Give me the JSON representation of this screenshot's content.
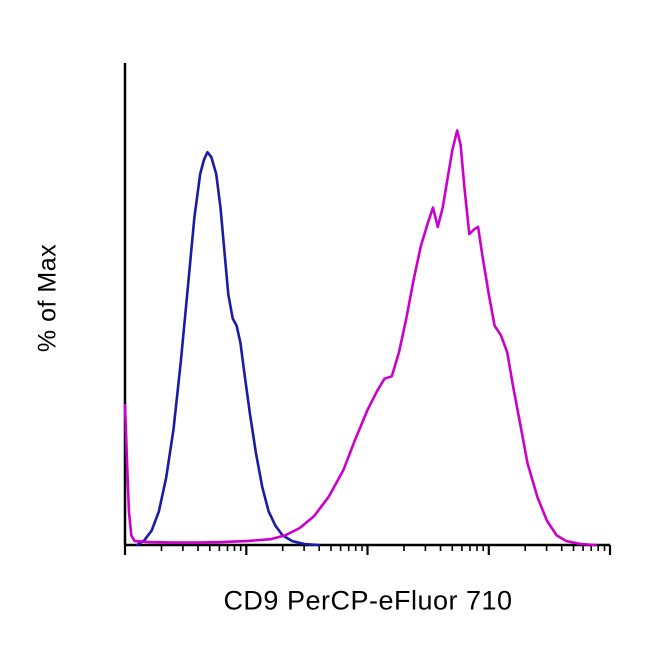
{
  "chart_data": {
    "type": "line",
    "subtype": "flow-cytometry-overlay-histogram",
    "title": "",
    "xlabel": "CD9 PerCP-eFluor 710",
    "ylabel": "% of Max",
    "x_scale": "log",
    "x_decades": 4,
    "x_tick_labels": [],
    "y_tick_labels": [],
    "grid": false,
    "legend": false,
    "axis_color": "#000000",
    "background": "#ffffff",
    "y_unit": "fraction of max peak (0-1)",
    "x_unit": "normalized position along log axis (0-1)",
    "series": [
      {
        "name": "blue-histogram",
        "color": "#1b1ba8",
        "peak_x": 0.17,
        "peak_y": 0.815,
        "points": [
          [
            0.025,
            0.0
          ],
          [
            0.04,
            0.01
          ],
          [
            0.055,
            0.03
          ],
          [
            0.07,
            0.07
          ],
          [
            0.085,
            0.14
          ],
          [
            0.1,
            0.24
          ],
          [
            0.115,
            0.38
          ],
          [
            0.13,
            0.54
          ],
          [
            0.143,
            0.68
          ],
          [
            0.155,
            0.77
          ],
          [
            0.163,
            0.8
          ],
          [
            0.17,
            0.815
          ],
          [
            0.178,
            0.805
          ],
          [
            0.188,
            0.77
          ],
          [
            0.197,
            0.7
          ],
          [
            0.205,
            0.61
          ],
          [
            0.213,
            0.52
          ],
          [
            0.222,
            0.47
          ],
          [
            0.23,
            0.455
          ],
          [
            0.238,
            0.42
          ],
          [
            0.247,
            0.35
          ],
          [
            0.258,
            0.27
          ],
          [
            0.27,
            0.19
          ],
          [
            0.283,
            0.12
          ],
          [
            0.296,
            0.07
          ],
          [
            0.31,
            0.04
          ],
          [
            0.325,
            0.02
          ],
          [
            0.345,
            0.008
          ],
          [
            0.37,
            0.002
          ],
          [
            0.4,
            0.0
          ]
        ]
      },
      {
        "name": "magenta-histogram",
        "color": "#cc00cc",
        "peak_x": 0.69,
        "peak_y": 0.86,
        "points": [
          [
            0.0,
            0.29
          ],
          [
            0.004,
            0.18
          ],
          [
            0.008,
            0.07
          ],
          [
            0.013,
            0.02
          ],
          [
            0.02,
            0.008
          ],
          [
            0.05,
            0.006
          ],
          [
            0.1,
            0.005
          ],
          [
            0.15,
            0.005
          ],
          [
            0.2,
            0.006
          ],
          [
            0.25,
            0.008
          ],
          [
            0.3,
            0.012
          ],
          [
            0.33,
            0.02
          ],
          [
            0.36,
            0.035
          ],
          [
            0.39,
            0.06
          ],
          [
            0.42,
            0.1
          ],
          [
            0.45,
            0.155
          ],
          [
            0.475,
            0.22
          ],
          [
            0.5,
            0.28
          ],
          [
            0.52,
            0.32
          ],
          [
            0.535,
            0.345
          ],
          [
            0.55,
            0.35
          ],
          [
            0.565,
            0.4
          ],
          [
            0.58,
            0.47
          ],
          [
            0.595,
            0.55
          ],
          [
            0.61,
            0.62
          ],
          [
            0.625,
            0.67
          ],
          [
            0.635,
            0.7
          ],
          [
            0.645,
            0.66
          ],
          [
            0.655,
            0.7
          ],
          [
            0.665,
            0.76
          ],
          [
            0.675,
            0.82
          ],
          [
            0.685,
            0.86
          ],
          [
            0.692,
            0.83
          ],
          [
            0.7,
            0.74
          ],
          [
            0.71,
            0.645
          ],
          [
            0.72,
            0.655
          ],
          [
            0.728,
            0.66
          ],
          [
            0.737,
            0.6
          ],
          [
            0.75,
            0.52
          ],
          [
            0.762,
            0.455
          ],
          [
            0.775,
            0.435
          ],
          [
            0.788,
            0.4
          ],
          [
            0.8,
            0.33
          ],
          [
            0.815,
            0.25
          ],
          [
            0.83,
            0.17
          ],
          [
            0.85,
            0.1
          ],
          [
            0.87,
            0.05
          ],
          [
            0.89,
            0.02
          ],
          [
            0.91,
            0.008
          ],
          [
            0.94,
            0.002
          ],
          [
            0.97,
            0.0
          ]
        ]
      }
    ]
  }
}
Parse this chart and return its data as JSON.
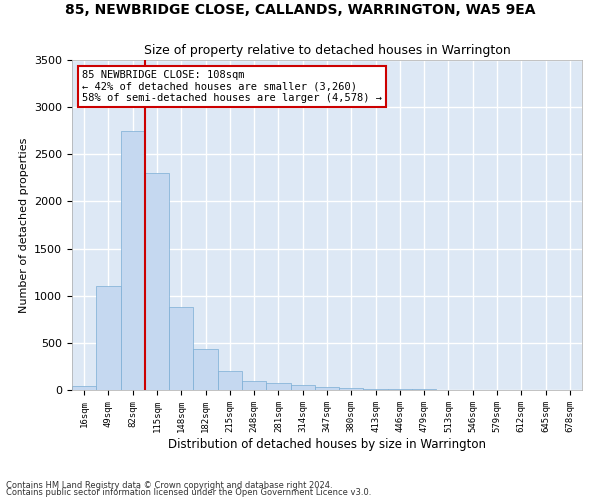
{
  "title": "85, NEWBRIDGE CLOSE, CALLANDS, WARRINGTON, WA5 9EA",
  "subtitle": "Size of property relative to detached houses in Warrington",
  "xlabel": "Distribution of detached houses by size in Warrington",
  "ylabel": "Number of detached properties",
  "bar_color": "#c5d8f0",
  "bar_edge_color": "#7aadd4",
  "background_color": "#dde8f5",
  "grid_color": "#ffffff",
  "fig_background": "#ffffff",
  "categories": [
    "16sqm",
    "49sqm",
    "82sqm",
    "115sqm",
    "148sqm",
    "182sqm",
    "215sqm",
    "248sqm",
    "281sqm",
    "314sqm",
    "347sqm",
    "380sqm",
    "413sqm",
    "446sqm",
    "479sqm",
    "513sqm",
    "546sqm",
    "579sqm",
    "612sqm",
    "645sqm",
    "678sqm"
  ],
  "values": [
    45,
    1100,
    2750,
    2300,
    880,
    430,
    200,
    100,
    75,
    55,
    30,
    20,
    15,
    10,
    8,
    5,
    5,
    3,
    2,
    2,
    1
  ],
  "ylim": [
    0,
    3500
  ],
  "yticks": [
    0,
    500,
    1000,
    1500,
    2000,
    2500,
    3000,
    3500
  ],
  "property_line_x": 2.5,
  "annotation_text": "85 NEWBRIDGE CLOSE: 108sqm\n← 42% of detached houses are smaller (3,260)\n58% of semi-detached houses are larger (4,578) →",
  "annotation_box_color": "#ffffff",
  "annotation_box_edge_color": "#cc0000",
  "property_line_color": "#cc0000",
  "footnote1": "Contains HM Land Registry data © Crown copyright and database right 2024.",
  "footnote2": "Contains public sector information licensed under the Open Government Licence v3.0."
}
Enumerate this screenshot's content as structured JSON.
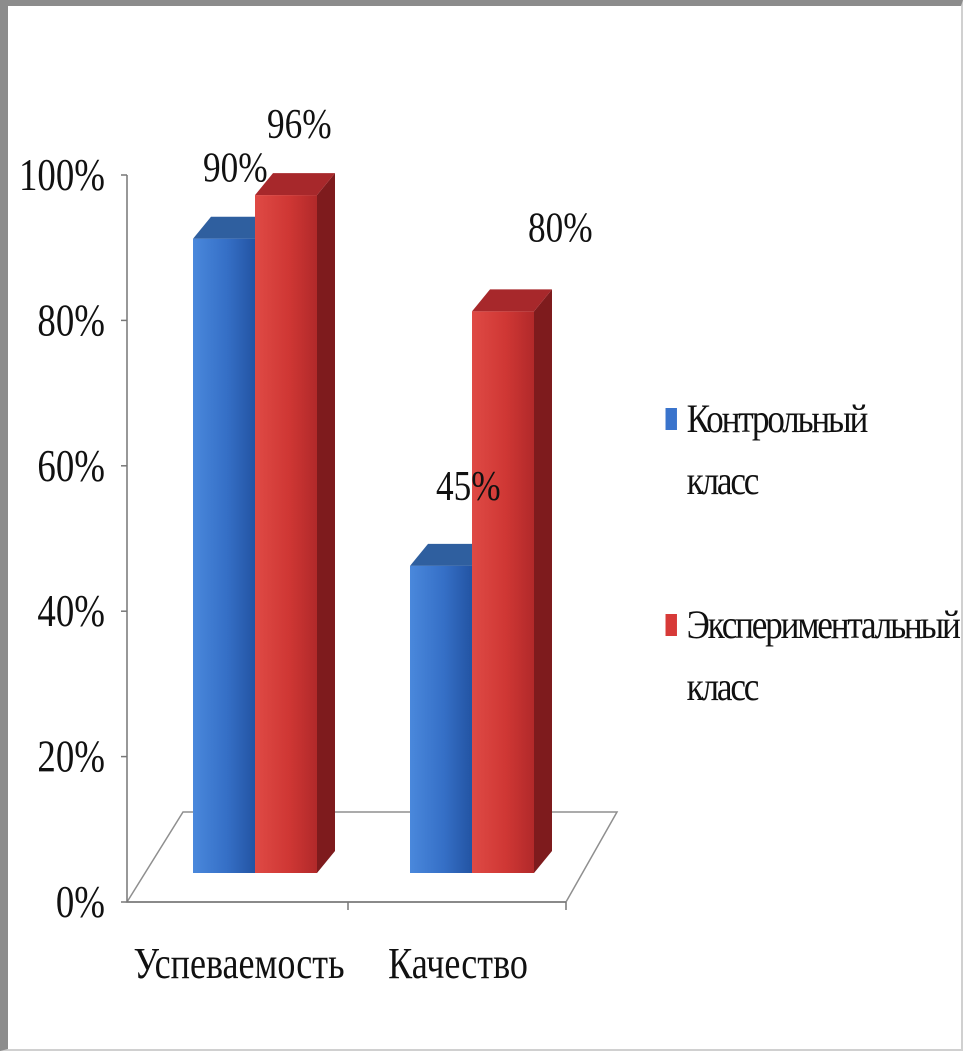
{
  "chart_data": {
    "type": "bar",
    "categories": [
      "Успеваемость",
      "Качество"
    ],
    "series": [
      {
        "name": "Контрольный класс",
        "values": [
          90,
          45
        ],
        "labels": [
          "90%",
          "45%"
        ],
        "color": "#3a74cc"
      },
      {
        "name": "Экспериментальный класс",
        "values": [
          96,
          80
        ],
        "labels": [
          "96%",
          "80%"
        ],
        "color": "#d73a38"
      }
    ],
    "ylim": [
      0,
      100
    ],
    "yticks": [
      "0%",
      "20%",
      "40%",
      "60%",
      "80%",
      "100%"
    ],
    "legend_position": "right",
    "style": "3d-column"
  }
}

◇ ◇ ◇ ◇ ◇ ◇ ◇

--- WHAT TO PRODUCE ---
In your copy, leave out the pictures and reproduce the material above exactly.

--- FINISHED EXERCISE ---
Give me the JSON representation of this screenshot's content.
{
  "chart_data": {
    "type": "line",
    "subtype": "flow-cytometry-overlay-histogram",
    "title": "",
    "xlabel": "CD9 PerCP-eFluor 710",
    "ylabel": "% of Max",
    "x_scale": "log",
    "x_decades": 4,
    "x_tick_labels": [],
    "y_tick_labels": [],
    "grid": false,
    "legend": false,
    "axis_color": "#000000",
    "background": "#ffffff",
    "y_unit": "fraction of max peak (0-1)",
    "x_unit": "normalized position along log axis (0-1)",
    "series": [
      {
        "name": "blue-histogram",
        "color": "#1b1ba8",
        "peak_x": 0.17,
        "peak_y": 0.815,
        "points": [
          [
            0.025,
            0.0
          ],
          [
            0.04,
            0.01
          ],
          [
            0.055,
            0.03
          ],
          [
            0.07,
            0.07
          ],
          [
            0.085,
            0.14
          ],
          [
            0.1,
            0.24
          ],
          [
            0.115,
            0.38
          ],
          [
            0.13,
            0.54
          ],
          [
            0.143,
            0.68
          ],
          [
            0.155,
            0.77
          ],
          [
            0.163,
            0.8
          ],
          [
            0.17,
            0.815
          ],
          [
            0.178,
            0.805
          ],
          [
            0.188,
            0.77
          ],
          [
            0.197,
            0.7
          ],
          [
            0.205,
            0.61
          ],
          [
            0.213,
            0.52
          ],
          [
            0.222,
            0.47
          ],
          [
            0.23,
            0.455
          ],
          [
            0.238,
            0.42
          ],
          [
            0.247,
            0.35
          ],
          [
            0.258,
            0.27
          ],
          [
            0.27,
            0.19
          ],
          [
            0.283,
            0.12
          ],
          [
            0.296,
            0.07
          ],
          [
            0.31,
            0.04
          ],
          [
            0.325,
            0.02
          ],
          [
            0.345,
            0.008
          ],
          [
            0.37,
            0.002
          ],
          [
            0.4,
            0.0
          ]
        ]
      },
      {
        "name": "magenta-histogram",
        "color": "#cc00cc",
        "peak_x": 0.69,
        "peak_y": 0.86,
        "points": [
          [
            0.0,
            0.29
          ],
          [
            0.004,
            0.18
          ],
          [
            0.008,
            0.07
          ],
          [
            0.013,
            0.02
          ],
          [
            0.02,
            0.008
          ],
          [
            0.05,
            0.006
          ],
          [
            0.1,
            0.005
          ],
          [
            0.15,
            0.005
          ],
          [
            0.2,
            0.006
          ],
          [
            0.25,
            0.008
          ],
          [
            0.3,
            0.012
          ],
          [
            0.33,
            0.02
          ],
          [
            0.36,
            0.035
          ],
          [
            0.39,
            0.06
          ],
          [
            0.42,
            0.1
          ],
          [
            0.45,
            0.155
          ],
          [
            0.475,
            0.22
          ],
          [
            0.5,
            0.28
          ],
          [
            0.52,
            0.32
          ],
          [
            0.535,
            0.345
          ],
          [
            0.55,
            0.35
          ],
          [
            0.565,
            0.4
          ],
          [
            0.58,
            0.47
          ],
          [
            0.595,
            0.55
          ],
          [
            0.61,
            0.62
          ],
          [
            0.625,
            0.67
          ],
          [
            0.635,
            0.7
          ],
          [
            0.645,
            0.66
          ],
          [
            0.655,
            0.7
          ],
          [
            0.665,
            0.76
          ],
          [
            0.675,
            0.82
          ],
          [
            0.685,
            0.86
          ],
          [
            0.692,
            0.83
          ],
          [
            0.7,
            0.74
          ],
          [
            0.71,
            0.645
          ],
          [
            0.72,
            0.655
          ],
          [
            0.728,
            0.66
          ],
          [
            0.737,
            0.6
          ],
          [
            0.75,
            0.52
          ],
          [
            0.762,
            0.455
          ],
          [
            0.775,
            0.435
          ],
          [
            0.788,
            0.4
          ],
          [
            0.8,
            0.33
          ],
          [
            0.815,
            0.25
          ],
          [
            0.83,
            0.17
          ],
          [
            0.85,
            0.1
          ],
          [
            0.87,
            0.05
          ],
          [
            0.89,
            0.02
          ],
          [
            0.91,
            0.008
          ],
          [
            0.94,
            0.002
          ],
          [
            0.97,
            0.0
          ]
        ]
      }
    ]
  }
}
Parse this chart and return its data as JSON.
{
  "title": "85, NEWBRIDGE CLOSE, CALLANDS, WARRINGTON, WA5 9EA",
  "subtitle": "Size of property relative to detached houses in Warrington",
  "xlabel": "Distribution of detached houses by size in Warrington",
  "ylabel": "Number of detached properties",
  "bar_color": "#c5d8f0",
  "bar_edge_color": "#7aadd4",
  "background_color": "#dde8f5",
  "grid_color": "#ffffff",
  "fig_background": "#ffffff",
  "categories": [
    "16sqm",
    "49sqm",
    "82sqm",
    "115sqm",
    "148sqm",
    "182sqm",
    "215sqm",
    "248sqm",
    "281sqm",
    "314sqm",
    "347sqm",
    "380sqm",
    "413sqm",
    "446sqm",
    "479sqm",
    "513sqm",
    "546sqm",
    "579sqm",
    "612sqm",
    "645sqm",
    "678sqm"
  ],
  "values": [
    45,
    1100,
    2750,
    2300,
    880,
    430,
    200,
    100,
    75,
    55,
    30,
    20,
    15,
    10,
    8,
    5,
    5,
    3,
    2,
    2,
    1
  ],
  "ylim": [
    0,
    3500
  ],
  "yticks": [
    0,
    500,
    1000,
    1500,
    2000,
    2500,
    3000,
    3500
  ],
  "property_line_x": 2.5,
  "annotation_text": "85 NEWBRIDGE CLOSE: 108sqm\n← 42% of detached houses are smaller (3,260)\n58% of semi-detached houses are larger (4,578) →",
  "annotation_box_color": "#ffffff",
  "annotation_box_edge_color": "#cc0000",
  "property_line_color": "#cc0000",
  "footnote1": "Contains HM Land Registry data © Crown copyright and database right 2024.",
  "footnote2": "Contains public sector information licensed under the Open Government Licence v3.0."
}
Enumerate this screenshot's content as structured JSON.
{
  "chart_data": {
    "type": "bar",
    "categories": [
      "Успеваемость",
      "Качество"
    ],
    "series": [
      {
        "name": "Контрольный класс",
        "values": [
          90,
          45
        ],
        "labels": [
          "90%",
          "45%"
        ],
        "color": "#3a74cc"
      },
      {
        "name": "Экспериментальный класс",
        "values": [
          96,
          80
        ],
        "labels": [
          "96%",
          "80%"
        ],
        "color": "#d73a38"
      }
    ],
    "ylim": [
      0,
      100
    ],
    "yticks": [
      "0%",
      "20%",
      "40%",
      "60%",
      "80%",
      "100%"
    ],
    "legend_position": "right",
    "style": "3d-column"
  }
}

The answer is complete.